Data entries
################

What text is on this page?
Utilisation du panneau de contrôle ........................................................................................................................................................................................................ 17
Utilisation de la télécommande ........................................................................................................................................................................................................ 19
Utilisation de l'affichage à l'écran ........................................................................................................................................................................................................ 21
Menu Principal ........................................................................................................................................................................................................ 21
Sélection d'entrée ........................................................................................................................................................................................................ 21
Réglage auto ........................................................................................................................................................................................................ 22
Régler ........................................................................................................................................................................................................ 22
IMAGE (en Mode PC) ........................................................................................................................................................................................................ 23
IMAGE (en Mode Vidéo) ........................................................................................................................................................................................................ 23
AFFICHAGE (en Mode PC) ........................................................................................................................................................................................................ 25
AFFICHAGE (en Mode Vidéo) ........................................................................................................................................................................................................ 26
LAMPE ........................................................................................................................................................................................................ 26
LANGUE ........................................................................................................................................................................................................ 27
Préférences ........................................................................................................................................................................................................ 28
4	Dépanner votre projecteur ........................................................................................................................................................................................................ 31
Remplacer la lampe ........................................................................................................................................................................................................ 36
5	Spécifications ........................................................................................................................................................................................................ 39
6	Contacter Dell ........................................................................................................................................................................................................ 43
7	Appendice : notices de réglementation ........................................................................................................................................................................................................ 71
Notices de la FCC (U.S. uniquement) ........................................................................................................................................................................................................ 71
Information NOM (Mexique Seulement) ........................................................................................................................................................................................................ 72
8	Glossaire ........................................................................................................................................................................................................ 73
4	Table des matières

################

## Task prompt
Repeat every record exactly as written, please.

## The reply
What text is on this page?
Utilisation du panneau de contrôle ........................................................................................................................................................................................................ 17
Utilisation de la télécommande ........................................................................................................................................................................................................ 19
Utilisation de l'affichage à l'écran ........................................................................................................................................................................................................ 21
Menu Principal ........................................................................................................................................................................................................ 21
Sélection d'entrée ........................................................................................................................................................................................................ 21
Réglage auto ........................................................................................................................................................................................................ 22
Régler ........................................................................................................................................................................................................ 22
IMAGE (en Mode PC) ........................................................................................................................................................................................................ 23
IMAGE (en Mode Vidéo) ........................................................................................................................................................................................................ 23
AFFICHAGE (en Mode PC) ........................................................................................................................................................................................................ 25
AFFICHAGE (en Mode Vidéo) ........................................................................................................................................................................................................ 26
LAMPE ........................................................................................................................................................................................................ 26
LANGUE ........................................................................................................................................................................................................ 27
Préférences ........................................................................................................................................................................................................ 28
4	Dépanner votre projecteur ........................................................................................................................................................................................................ 31
Remplacer la lampe ........................................................................................................................................................................................................ 36
5	Spécifications ........................................................................................................................................................................................................ 39
6	Contacter Dell ........................................................................................................................................................................................................ 43
7	Appendice : notices de réglementation ........................................................................................................................................................................................................ 71
Notices de la FCC (U.S. uniquement) ........................................................................................................................................................................................................ 71
Information NOM (Mexique Seulement) ........................................................................................................................................................................................................ 72
8	Glossaire ........................................................................................................................................................................................................ 73
4	Table des matières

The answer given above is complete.